■ **Problem description**
An exact copy of all the data is required, with pictures left out.

■ **Data section**

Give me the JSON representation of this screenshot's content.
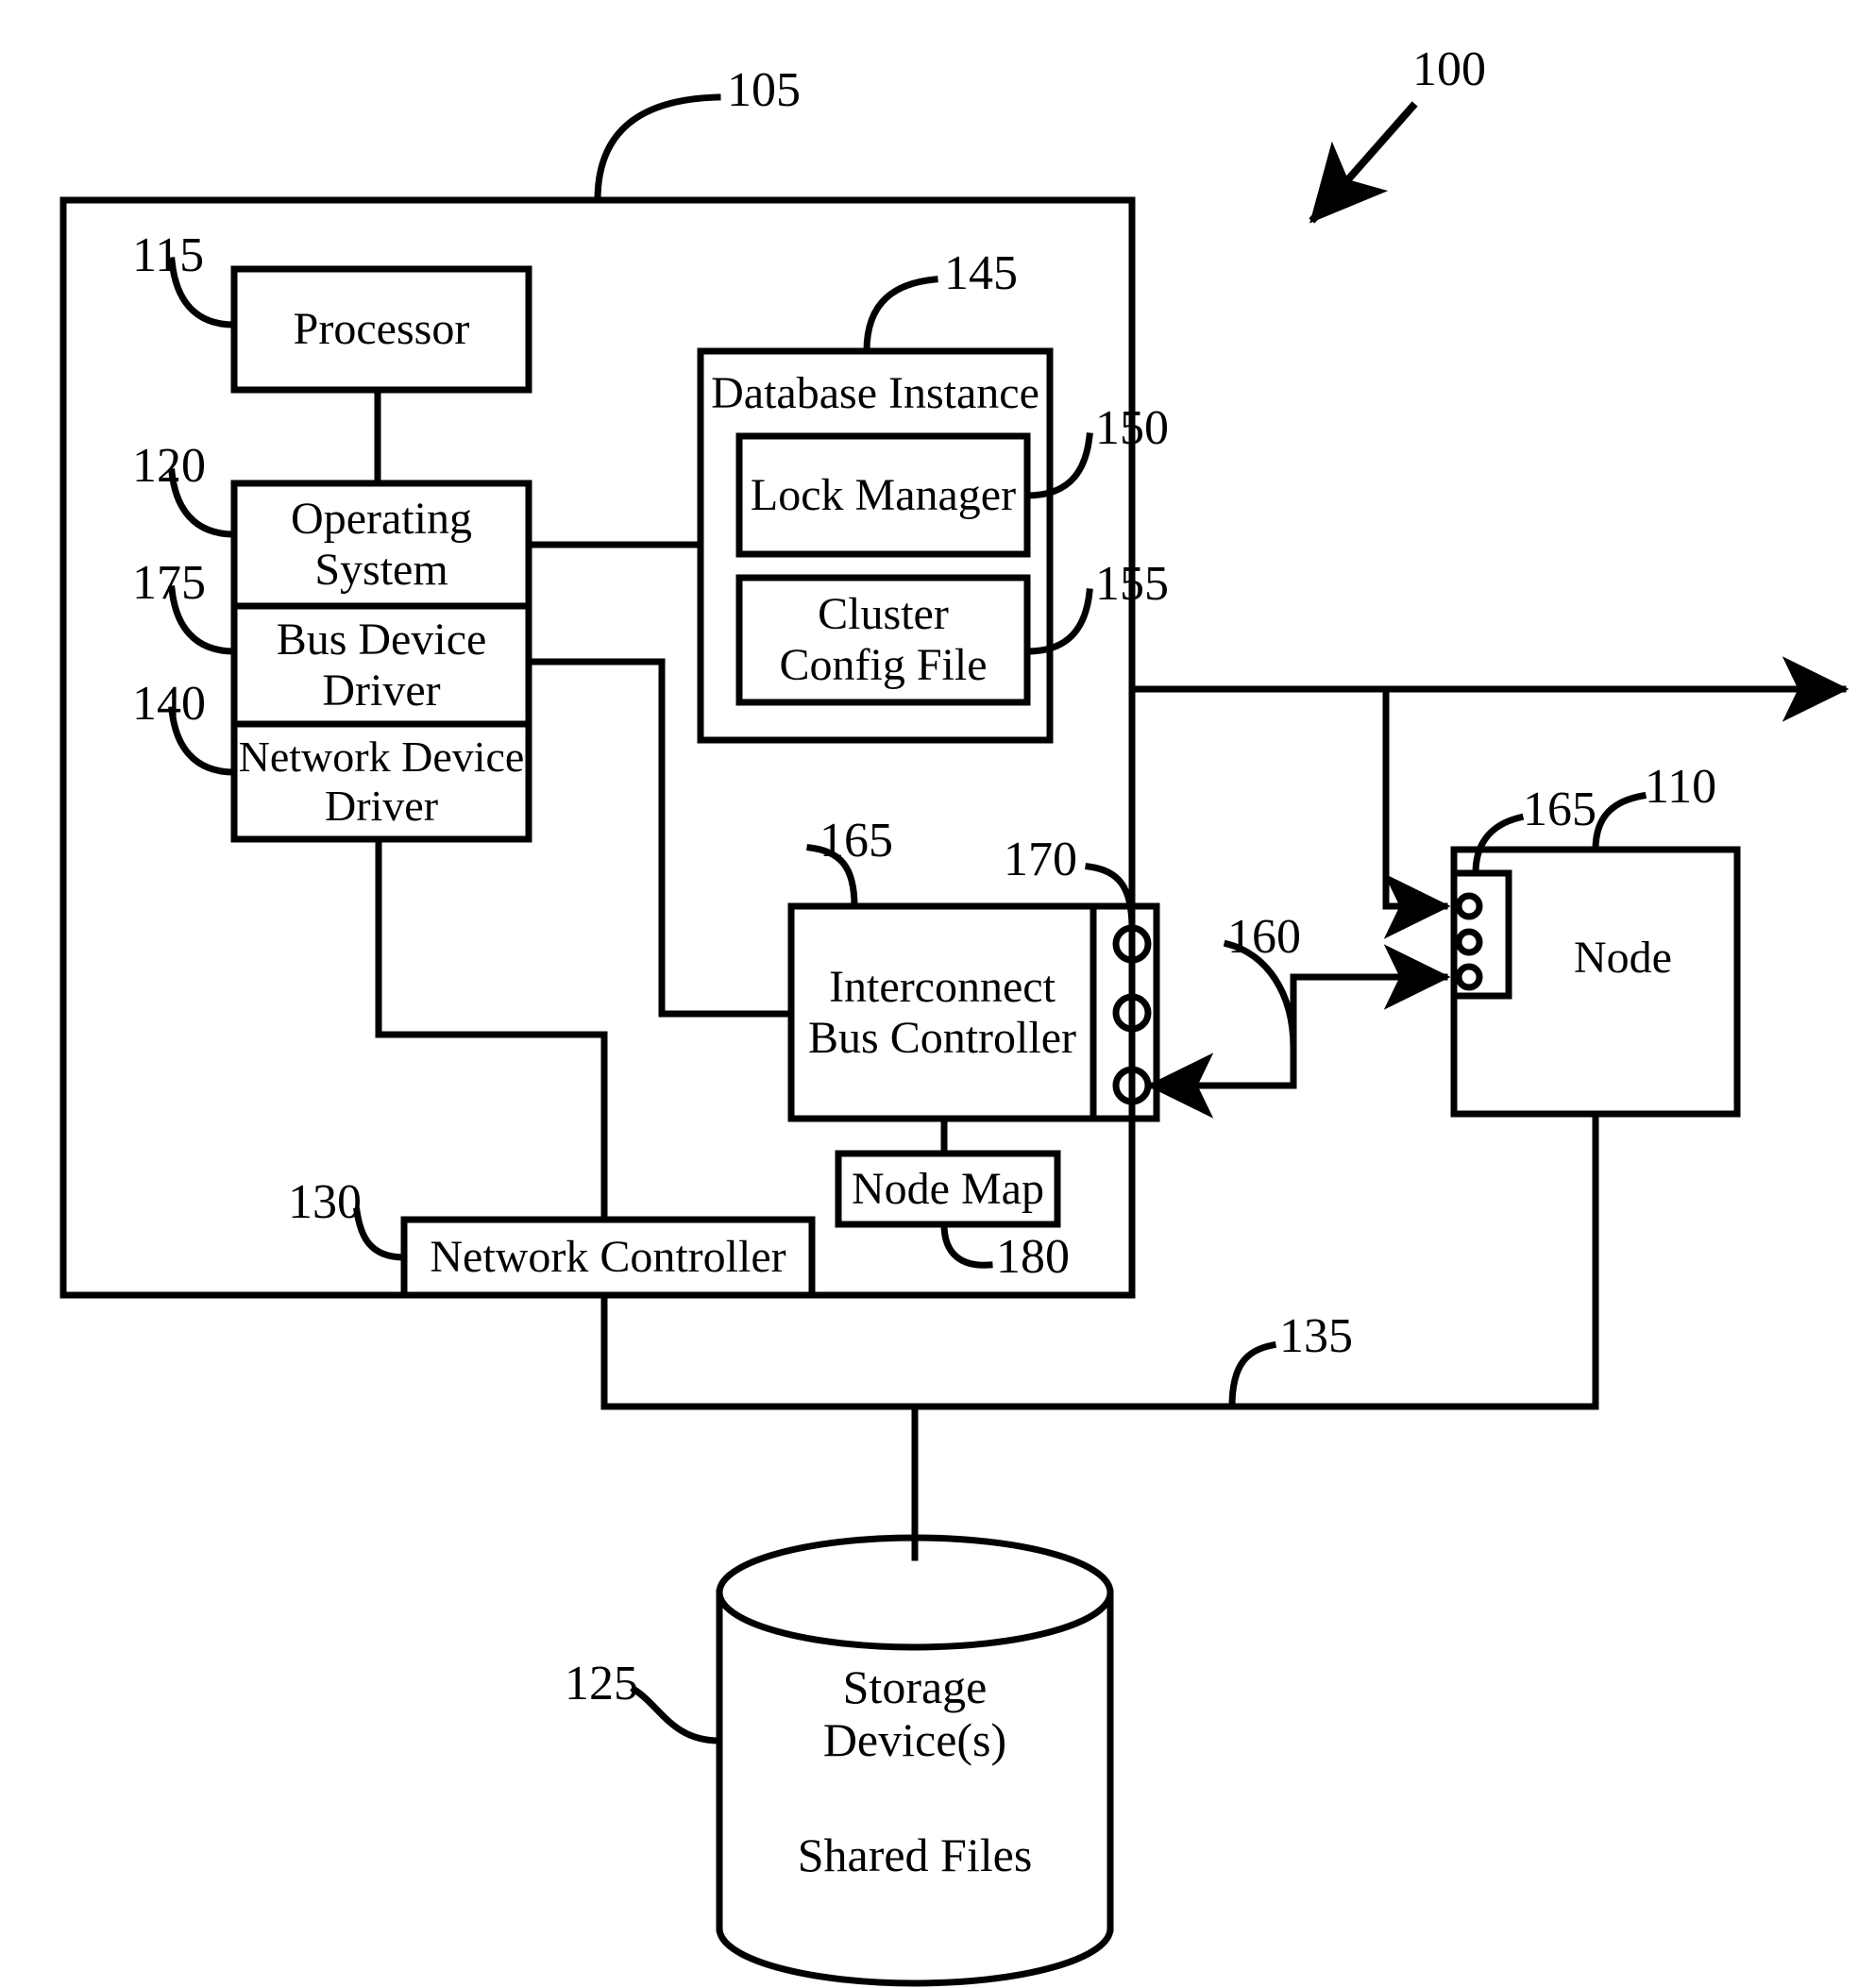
{
  "figure": {
    "type": "patent-block-diagram",
    "system_ref": "100"
  },
  "refs": {
    "system": "100",
    "computing_device": "105",
    "node": "110",
    "processor": "115",
    "operating_system": "120",
    "storage_devices": "125",
    "network_controller": "130",
    "network": "135",
    "network_device_driver": "140",
    "database_instance": "145",
    "lock_manager": "150",
    "cluster_config_file": "155",
    "interconnect_link": "160",
    "interconnect_port_block": "165",
    "ports": "170",
    "bus_device_driver": "175",
    "node_map": "180"
  },
  "blocks": {
    "processor": "Processor",
    "operating_system": "Operating\nSystem",
    "bus_device_driver": "Bus Device\nDriver",
    "network_device_driver": "Network Device\nDriver",
    "database_instance": "Database Instance",
    "lock_manager": "Lock Manager",
    "cluster_config_file": "Cluster\nConfig File",
    "interconnect_bus_controller": "Interconnect\nBus Controller",
    "node_map": "Node Map",
    "network_controller": "Network Controller",
    "node": "Node",
    "storage_device": "Storage\nDevice(s)",
    "shared_files": "Shared Files"
  },
  "colors": {
    "ink": "#000000",
    "paper": "#ffffff"
  }
}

■ **Written response**
Give me the JSON representation of this screenshot's content.
{
  "figure": {
    "type": "patent-block-diagram",
    "system_ref": "100"
  },
  "refs": {
    "system": "100",
    "computing_device": "105",
    "node": "110",
    "processor": "115",
    "operating_system": "120",
    "storage_devices": "125",
    "network_controller": "130",
    "network": "135",
    "network_device_driver": "140",
    "database_instance": "145",
    "lock_manager": "150",
    "cluster_config_file": "155",
    "interconnect_link": "160",
    "interconnect_port_block": "165",
    "ports": "170",
    "bus_device_driver": "175",
    "node_map": "180"
  },
  "blocks": {
    "processor": "Processor",
    "operating_system": "Operating\nSystem",
    "bus_device_driver": "Bus Device\nDriver",
    "network_device_driver": "Network Device\nDriver",
    "database_instance": "Database Instance",
    "lock_manager": "Lock Manager",
    "cluster_config_file": "Cluster\nConfig File",
    "interconnect_bus_controller": "Interconnect\nBus Controller",
    "node_map": "Node Map",
    "network_controller": "Network Controller",
    "node": "Node",
    "storage_device": "Storage\nDevice(s)",
    "shared_files": "Shared Files"
  },
  "colors": {
    "ink": "#000000",
    "paper": "#ffffff"
  }
}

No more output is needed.